### Exercise instructions:
Render each line of the records as a JSON list of strings, one string per line, omitting blank lines.

Stored entries
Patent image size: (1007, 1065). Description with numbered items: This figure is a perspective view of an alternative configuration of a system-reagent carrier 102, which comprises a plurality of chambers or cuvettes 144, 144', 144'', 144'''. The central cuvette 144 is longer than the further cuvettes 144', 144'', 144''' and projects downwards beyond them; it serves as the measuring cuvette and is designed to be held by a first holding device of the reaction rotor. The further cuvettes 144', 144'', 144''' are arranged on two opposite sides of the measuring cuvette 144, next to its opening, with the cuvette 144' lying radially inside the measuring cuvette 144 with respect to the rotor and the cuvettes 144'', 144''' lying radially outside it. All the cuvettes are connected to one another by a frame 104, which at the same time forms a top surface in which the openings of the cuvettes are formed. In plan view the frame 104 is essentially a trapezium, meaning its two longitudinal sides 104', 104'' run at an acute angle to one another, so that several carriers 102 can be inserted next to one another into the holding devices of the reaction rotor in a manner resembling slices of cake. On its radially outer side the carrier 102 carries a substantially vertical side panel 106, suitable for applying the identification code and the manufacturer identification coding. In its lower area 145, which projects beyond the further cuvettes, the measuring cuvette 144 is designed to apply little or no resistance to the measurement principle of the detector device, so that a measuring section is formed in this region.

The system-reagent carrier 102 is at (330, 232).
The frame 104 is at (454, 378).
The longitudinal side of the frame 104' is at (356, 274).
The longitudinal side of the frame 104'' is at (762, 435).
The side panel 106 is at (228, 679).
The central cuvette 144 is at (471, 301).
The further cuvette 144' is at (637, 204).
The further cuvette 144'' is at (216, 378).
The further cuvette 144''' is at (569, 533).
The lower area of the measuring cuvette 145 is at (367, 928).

### Task output:
[
  "Patent image size: (1007, 1065). Description with numbered items: This figure is a perspective view of an alternative configuration of a system-reagent carrier 102, which comprises a plurality of chambers or cuvettes 144, 144', 144'', 144'''. The central cuvette 144 is longer than the further cuvettes 144', 144'', 144''' and projects downwards beyond them; it serves as the measuring cuvette and is designed to be held by a first holding device of the reaction rotor. The further cuvettes 144', 144'', 144''' are arranged on two opposite sides of the measuring cuvette 144, next to its opening, with the cuvette 144' lying radially inside the measuring cuvette 144 with respect to the rotor and the cuvettes 144'', 144''' lying radially outside it. All the cuvettes are connected to one another by a frame 104, which at the same time forms a top surface in which the openings of the cuvettes are formed. In plan view the frame 104 is essentially a trapezium, meaning its two longitudinal sides 104', 104'' run at an acute angle to one another, so that several carriers 102 can be inserted next to one another into the holding devices of the reaction rotor in a manner resembling slices of cake. On its radially outer side the carrier 102 carries a substantially vertical side panel 106, suitable for applying the identification code and the manufacturer identification coding. In its lower area 145, which projects beyond the further cuvettes, the measuring cuvette 144 is designed to apply little or no resistance to the measurement principle of the detector device, so that a measuring section is formed in this region.",
  "The system-reagent carrier 102 is at (330, 232).",
  "The frame 104 is at (454, 378).",
  "The longitudinal side of the frame 104' is at (356, 274).",
  "The longitudinal side of the frame 104'' is at (762, 435).",
  "The side panel 106 is at (228, 679).",
  "The central cuvette 144 is at (471, 301).",
  "The further cuvette 144' is at (637, 204).",
  "The further cuvette 144'' is at (216, 378).",
  "The further cuvette 144''' is at (569, 533).",
  "The lower area of the measuring cuvette 145 is at (367, 928)."
]